→ **What to do**
Where does the string "color" appear in the records? Copy every line that contains it.

Records about charts and figures
#####
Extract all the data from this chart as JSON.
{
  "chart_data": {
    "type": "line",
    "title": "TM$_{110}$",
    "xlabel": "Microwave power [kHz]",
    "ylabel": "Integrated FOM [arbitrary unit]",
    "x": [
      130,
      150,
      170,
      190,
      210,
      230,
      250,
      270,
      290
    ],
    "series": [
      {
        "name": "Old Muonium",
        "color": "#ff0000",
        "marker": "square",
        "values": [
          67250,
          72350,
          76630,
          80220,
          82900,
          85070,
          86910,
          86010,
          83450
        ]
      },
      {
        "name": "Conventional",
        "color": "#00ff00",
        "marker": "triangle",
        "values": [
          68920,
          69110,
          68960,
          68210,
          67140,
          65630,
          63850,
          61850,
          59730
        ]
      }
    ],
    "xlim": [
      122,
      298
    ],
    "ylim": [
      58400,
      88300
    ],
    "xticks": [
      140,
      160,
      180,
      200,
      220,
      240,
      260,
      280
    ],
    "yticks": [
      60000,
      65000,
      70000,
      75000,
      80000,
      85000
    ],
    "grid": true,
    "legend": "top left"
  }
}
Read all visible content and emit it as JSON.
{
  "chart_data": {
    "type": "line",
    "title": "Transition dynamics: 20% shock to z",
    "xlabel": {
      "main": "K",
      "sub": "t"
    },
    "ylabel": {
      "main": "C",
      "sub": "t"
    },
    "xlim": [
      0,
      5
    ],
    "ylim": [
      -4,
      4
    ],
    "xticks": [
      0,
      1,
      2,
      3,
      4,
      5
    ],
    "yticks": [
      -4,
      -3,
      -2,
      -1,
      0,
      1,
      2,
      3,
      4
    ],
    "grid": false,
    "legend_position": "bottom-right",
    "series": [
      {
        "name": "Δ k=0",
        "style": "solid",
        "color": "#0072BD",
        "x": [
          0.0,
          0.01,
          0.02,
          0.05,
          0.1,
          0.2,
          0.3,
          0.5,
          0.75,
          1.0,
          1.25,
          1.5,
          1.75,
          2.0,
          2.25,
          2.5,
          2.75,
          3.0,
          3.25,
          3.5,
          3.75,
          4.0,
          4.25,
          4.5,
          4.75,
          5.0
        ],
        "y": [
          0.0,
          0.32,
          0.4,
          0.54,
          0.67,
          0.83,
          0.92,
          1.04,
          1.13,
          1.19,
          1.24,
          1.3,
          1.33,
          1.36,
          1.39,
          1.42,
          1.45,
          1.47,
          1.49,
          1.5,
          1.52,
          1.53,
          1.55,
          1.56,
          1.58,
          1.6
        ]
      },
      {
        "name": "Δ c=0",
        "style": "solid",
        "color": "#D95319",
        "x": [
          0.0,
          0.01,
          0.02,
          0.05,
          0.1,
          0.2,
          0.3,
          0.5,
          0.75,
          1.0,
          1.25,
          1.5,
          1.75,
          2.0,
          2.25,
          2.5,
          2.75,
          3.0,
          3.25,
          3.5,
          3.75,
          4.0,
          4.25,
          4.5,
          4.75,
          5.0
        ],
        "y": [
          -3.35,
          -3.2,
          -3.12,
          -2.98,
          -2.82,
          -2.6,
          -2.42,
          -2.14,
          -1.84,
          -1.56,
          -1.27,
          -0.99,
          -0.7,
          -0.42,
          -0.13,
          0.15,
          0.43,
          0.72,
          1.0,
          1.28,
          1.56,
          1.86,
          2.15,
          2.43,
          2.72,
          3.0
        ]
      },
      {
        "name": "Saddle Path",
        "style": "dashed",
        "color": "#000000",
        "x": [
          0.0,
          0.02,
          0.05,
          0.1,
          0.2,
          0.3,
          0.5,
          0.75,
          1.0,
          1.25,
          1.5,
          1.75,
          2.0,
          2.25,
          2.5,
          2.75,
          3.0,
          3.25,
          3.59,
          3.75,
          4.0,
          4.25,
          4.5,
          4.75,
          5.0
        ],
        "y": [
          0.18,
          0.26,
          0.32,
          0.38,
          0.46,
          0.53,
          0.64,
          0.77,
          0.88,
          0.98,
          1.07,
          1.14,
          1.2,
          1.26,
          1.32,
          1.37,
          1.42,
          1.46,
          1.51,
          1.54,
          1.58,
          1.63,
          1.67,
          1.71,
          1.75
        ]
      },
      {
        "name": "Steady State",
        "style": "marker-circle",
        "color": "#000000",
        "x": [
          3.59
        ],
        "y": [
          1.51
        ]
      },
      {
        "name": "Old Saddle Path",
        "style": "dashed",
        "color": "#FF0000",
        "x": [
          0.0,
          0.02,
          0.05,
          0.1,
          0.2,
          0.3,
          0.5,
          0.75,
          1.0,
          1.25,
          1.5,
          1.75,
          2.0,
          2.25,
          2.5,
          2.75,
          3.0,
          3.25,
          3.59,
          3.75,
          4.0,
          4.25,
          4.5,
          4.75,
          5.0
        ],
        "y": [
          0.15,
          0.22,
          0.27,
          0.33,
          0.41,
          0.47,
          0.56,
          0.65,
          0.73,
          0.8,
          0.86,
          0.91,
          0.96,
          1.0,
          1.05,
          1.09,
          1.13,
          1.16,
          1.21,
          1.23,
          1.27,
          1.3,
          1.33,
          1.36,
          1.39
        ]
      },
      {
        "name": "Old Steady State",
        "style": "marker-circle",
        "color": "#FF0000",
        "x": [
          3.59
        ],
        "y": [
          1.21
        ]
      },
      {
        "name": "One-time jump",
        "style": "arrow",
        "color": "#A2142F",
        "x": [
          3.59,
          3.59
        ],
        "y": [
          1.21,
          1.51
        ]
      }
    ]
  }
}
#####
→ **Answer below**
        "color": "#ff0000",
        "color": "#00ff00",
        "color": "#0072BD",
        "color": "#D95319",
        "color": "#000000",
        "color": "#000000",
        "color": "#FF0000",
        "color": "#FF0000",
        "color": "#A2142F",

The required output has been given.